| Dataset rows |

::::::::::

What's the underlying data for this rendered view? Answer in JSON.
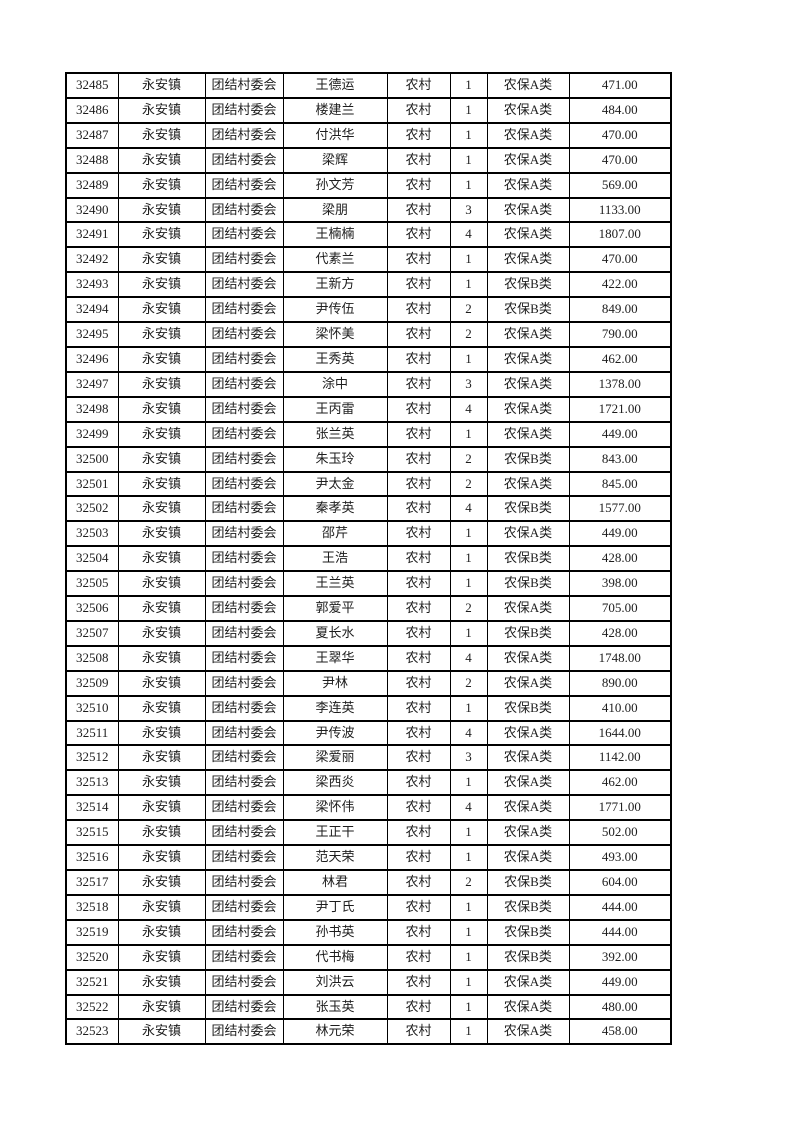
{
  "colors": {
    "page_background": "#ffffff",
    "table_border": "#000000",
    "text": "#1d1d1d"
  },
  "table": {
    "rows": [
      [
        "32485",
        "永安镇",
        "团结村委会",
        "王德运",
        "农村",
        "1",
        "农保A类",
        "471.00"
      ],
      [
        "32486",
        "永安镇",
        "团结村委会",
        "楼建兰",
        "农村",
        "1",
        "农保A类",
        "484.00"
      ],
      [
        "32487",
        "永安镇",
        "团结村委会",
        "付洪华",
        "农村",
        "1",
        "农保A类",
        "470.00"
      ],
      [
        "32488",
        "永安镇",
        "团结村委会",
        "梁辉",
        "农村",
        "1",
        "农保A类",
        "470.00"
      ],
      [
        "32489",
        "永安镇",
        "团结村委会",
        "孙文芳",
        "农村",
        "1",
        "农保A类",
        "569.00"
      ],
      [
        "32490",
        "永安镇",
        "团结村委会",
        "梁朋",
        "农村",
        "3",
        "农保A类",
        "1133.00"
      ],
      [
        "32491",
        "永安镇",
        "团结村委会",
        "王楠楠",
        "农村",
        "4",
        "农保A类",
        "1807.00"
      ],
      [
        "32492",
        "永安镇",
        "团结村委会",
        "代素兰",
        "农村",
        "1",
        "农保A类",
        "470.00"
      ],
      [
        "32493",
        "永安镇",
        "团结村委会",
        "王新方",
        "农村",
        "1",
        "农保B类",
        "422.00"
      ],
      [
        "32494",
        "永安镇",
        "团结村委会",
        "尹传伍",
        "农村",
        "2",
        "农保B类",
        "849.00"
      ],
      [
        "32495",
        "永安镇",
        "团结村委会",
        "梁怀美",
        "农村",
        "2",
        "农保A类",
        "790.00"
      ],
      [
        "32496",
        "永安镇",
        "团结村委会",
        "王秀英",
        "农村",
        "1",
        "农保A类",
        "462.00"
      ],
      [
        "32497",
        "永安镇",
        "团结村委会",
        "涂中",
        "农村",
        "3",
        "农保A类",
        "1378.00"
      ],
      [
        "32498",
        "永安镇",
        "团结村委会",
        "王丙雷",
        "农村",
        "4",
        "农保A类",
        "1721.00"
      ],
      [
        "32499",
        "永安镇",
        "团结村委会",
        "张兰英",
        "农村",
        "1",
        "农保A类",
        "449.00"
      ],
      [
        "32500",
        "永安镇",
        "团结村委会",
        "朱玉玲",
        "农村",
        "2",
        "农保B类",
        "843.00"
      ],
      [
        "32501",
        "永安镇",
        "团结村委会",
        "尹太金",
        "农村",
        "2",
        "农保A类",
        "845.00"
      ],
      [
        "32502",
        "永安镇",
        "团结村委会",
        "秦孝英",
        "农村",
        "4",
        "农保B类",
        "1577.00"
      ],
      [
        "32503",
        "永安镇",
        "团结村委会",
        "邵芹",
        "农村",
        "1",
        "农保A类",
        "449.00"
      ],
      [
        "32504",
        "永安镇",
        "团结村委会",
        "王浩",
        "农村",
        "1",
        "农保B类",
        "428.00"
      ],
      [
        "32505",
        "永安镇",
        "团结村委会",
        "王兰英",
        "农村",
        "1",
        "农保B类",
        "398.00"
      ],
      [
        "32506",
        "永安镇",
        "团结村委会",
        "郭爱平",
        "农村",
        "2",
        "农保A类",
        "705.00"
      ],
      [
        "32507",
        "永安镇",
        "团结村委会",
        "夏长水",
        "农村",
        "1",
        "农保B类",
        "428.00"
      ],
      [
        "32508",
        "永安镇",
        "团结村委会",
        "王翠华",
        "农村",
        "4",
        "农保A类",
        "1748.00"
      ],
      [
        "32509",
        "永安镇",
        "团结村委会",
        "尹林",
        "农村",
        "2",
        "农保A类",
        "890.00"
      ],
      [
        "32510",
        "永安镇",
        "团结村委会",
        "李连英",
        "农村",
        "1",
        "农保B类",
        "410.00"
      ],
      [
        "32511",
        "永安镇",
        "团结村委会",
        "尹传波",
        "农村",
        "4",
        "农保A类",
        "1644.00"
      ],
      [
        "32512",
        "永安镇",
        "团结村委会",
        "梁爱丽",
        "农村",
        "3",
        "农保A类",
        "1142.00"
      ],
      [
        "32513",
        "永安镇",
        "团结村委会",
        "梁西炎",
        "农村",
        "1",
        "农保A类",
        "462.00"
      ],
      [
        "32514",
        "永安镇",
        "团结村委会",
        "梁怀伟",
        "农村",
        "4",
        "农保A类",
        "1771.00"
      ],
      [
        "32515",
        "永安镇",
        "团结村委会",
        "王正干",
        "农村",
        "1",
        "农保A类",
        "502.00"
      ],
      [
        "32516",
        "永安镇",
        "团结村委会",
        "范天荣",
        "农村",
        "1",
        "农保A类",
        "493.00"
      ],
      [
        "32517",
        "永安镇",
        "团结村委会",
        "林君",
        "农村",
        "2",
        "农保B类",
        "604.00"
      ],
      [
        "32518",
        "永安镇",
        "团结村委会",
        "尹丁氏",
        "农村",
        "1",
        "农保B类",
        "444.00"
      ],
      [
        "32519",
        "永安镇",
        "团结村委会",
        "孙书英",
        "农村",
        "1",
        "农保B类",
        "444.00"
      ],
      [
        "32520",
        "永安镇",
        "团结村委会",
        "代书梅",
        "农村",
        "1",
        "农保B类",
        "392.00"
      ],
      [
        "32521",
        "永安镇",
        "团结村委会",
        "刘洪云",
        "农村",
        "1",
        "农保A类",
        "449.00"
      ],
      [
        "32522",
        "永安镇",
        "团结村委会",
        "张玉英",
        "农村",
        "1",
        "农保A类",
        "480.00"
      ],
      [
        "32523",
        "永安镇",
        "团结村委会",
        "林元荣",
        "农村",
        "1",
        "农保A类",
        "458.00"
      ]
    ]
  }
}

::::::::::

| Written instruction |
Pictures are excluded; repeat every record exactly.

| Written solution |
What's the underlying data for this rendered view? Answer in JSON.
{
  "colors": {
    "page_background": "#ffffff",
    "table_border": "#000000",
    "text": "#1d1d1d"
  },
  "table": {
    "rows": [
      [
        "32485",
        "永安镇",
        "团结村委会",
        "王德运",
        "农村",
        "1",
        "农保A类",
        "471.00"
      ],
      [
        "32486",
        "永安镇",
        "团结村委会",
        "楼建兰",
        "农村",
        "1",
        "农保A类",
        "484.00"
      ],
      [
        "32487",
        "永安镇",
        "团结村委会",
        "付洪华",
        "农村",
        "1",
        "农保A类",
        "470.00"
      ],
      [
        "32488",
        "永安镇",
        "团结村委会",
        "梁辉",
        "农村",
        "1",
        "农保A类",
        "470.00"
      ],
      [
        "32489",
        "永安镇",
        "团结村委会",
        "孙文芳",
        "农村",
        "1",
        "农保A类",
        "569.00"
      ],
      [
        "32490",
        "永安镇",
        "团结村委会",
        "梁朋",
        "农村",
        "3",
        "农保A类",
        "1133.00"
      ],
      [
        "32491",
        "永安镇",
        "团结村委会",
        "王楠楠",
        "农村",
        "4",
        "农保A类",
        "1807.00"
      ],
      [
        "32492",
        "永安镇",
        "团结村委会",
        "代素兰",
        "农村",
        "1",
        "农保A类",
        "470.00"
      ],
      [
        "32493",
        "永安镇",
        "团结村委会",
        "王新方",
        "农村",
        "1",
        "农保B类",
        "422.00"
      ],
      [
        "32494",
        "永安镇",
        "团结村委会",
        "尹传伍",
        "农村",
        "2",
        "农保B类",
        "849.00"
      ],
      [
        "32495",
        "永安镇",
        "团结村委会",
        "梁怀美",
        "农村",
        "2",
        "农保A类",
        "790.00"
      ],
      [
        "32496",
        "永安镇",
        "团结村委会",
        "王秀英",
        "农村",
        "1",
        "农保A类",
        "462.00"
      ],
      [
        "32497",
        "永安镇",
        "团结村委会",
        "涂中",
        "农村",
        "3",
        "农保A类",
        "1378.00"
      ],
      [
        "32498",
        "永安镇",
        "团结村委会",
        "王丙雷",
        "农村",
        "4",
        "农保A类",
        "1721.00"
      ],
      [
        "32499",
        "永安镇",
        "团结村委会",
        "张兰英",
        "农村",
        "1",
        "农保A类",
        "449.00"
      ],
      [
        "32500",
        "永安镇",
        "团结村委会",
        "朱玉玲",
        "农村",
        "2",
        "农保B类",
        "843.00"
      ],
      [
        "32501",
        "永安镇",
        "团结村委会",
        "尹太金",
        "农村",
        "2",
        "农保A类",
        "845.00"
      ],
      [
        "32502",
        "永安镇",
        "团结村委会",
        "秦孝英",
        "农村",
        "4",
        "农保B类",
        "1577.00"
      ],
      [
        "32503",
        "永安镇",
        "团结村委会",
        "邵芹",
        "农村",
        "1",
        "农保A类",
        "449.00"
      ],
      [
        "32504",
        "永安镇",
        "团结村委会",
        "王浩",
        "农村",
        "1",
        "农保B类",
        "428.00"
      ],
      [
        "32505",
        "永安镇",
        "团结村委会",
        "王兰英",
        "农村",
        "1",
        "农保B类",
        "398.00"
      ],
      [
        "32506",
        "永安镇",
        "团结村委会",
        "郭爱平",
        "农村",
        "2",
        "农保A类",
        "705.00"
      ],
      [
        "32507",
        "永安镇",
        "团结村委会",
        "夏长水",
        "农村",
        "1",
        "农保B类",
        "428.00"
      ],
      [
        "32508",
        "永安镇",
        "团结村委会",
        "王翠华",
        "农村",
        "4",
        "农保A类",
        "1748.00"
      ],
      [
        "32509",
        "永安镇",
        "团结村委会",
        "尹林",
        "农村",
        "2",
        "农保A类",
        "890.00"
      ],
      [
        "32510",
        "永安镇",
        "团结村委会",
        "李连英",
        "农村",
        "1",
        "农保B类",
        "410.00"
      ],
      [
        "32511",
        "永安镇",
        "团结村委会",
        "尹传波",
        "农村",
        "4",
        "农保A类",
        "1644.00"
      ],
      [
        "32512",
        "永安镇",
        "团结村委会",
        "梁爱丽",
        "农村",
        "3",
        "农保A类",
        "1142.00"
      ],
      [
        "32513",
        "永安镇",
        "团结村委会",
        "梁西炎",
        "农村",
        "1",
        "农保A类",
        "462.00"
      ],
      [
        "32514",
        "永安镇",
        "团结村委会",
        "梁怀伟",
        "农村",
        "4",
        "农保A类",
        "1771.00"
      ],
      [
        "32515",
        "永安镇",
        "团结村委会",
        "王正干",
        "农村",
        "1",
        "农保A类",
        "502.00"
      ],
      [
        "32516",
        "永安镇",
        "团结村委会",
        "范天荣",
        "农村",
        "1",
        "农保A类",
        "493.00"
      ],
      [
        "32517",
        "永安镇",
        "团结村委会",
        "林君",
        "农村",
        "2",
        "农保B类",
        "604.00"
      ],
      [
        "32518",
        "永安镇",
        "团结村委会",
        "尹丁氏",
        "农村",
        "1",
        "农保B类",
        "444.00"
      ],
      [
        "32519",
        "永安镇",
        "团结村委会",
        "孙书英",
        "农村",
        "1",
        "农保B类",
        "444.00"
      ],
      [
        "32520",
        "永安镇",
        "团结村委会",
        "代书梅",
        "农村",
        "1",
        "农保B类",
        "392.00"
      ],
      [
        "32521",
        "永安镇",
        "团结村委会",
        "刘洪云",
        "农村",
        "1",
        "农保A类",
        "449.00"
      ],
      [
        "32522",
        "永安镇",
        "团结村委会",
        "张玉英",
        "农村",
        "1",
        "农保A类",
        "480.00"
      ],
      [
        "32523",
        "永安镇",
        "团结村委会",
        "林元荣",
        "农村",
        "1",
        "农保A类",
        "458.00"
      ]
    ]
  }
}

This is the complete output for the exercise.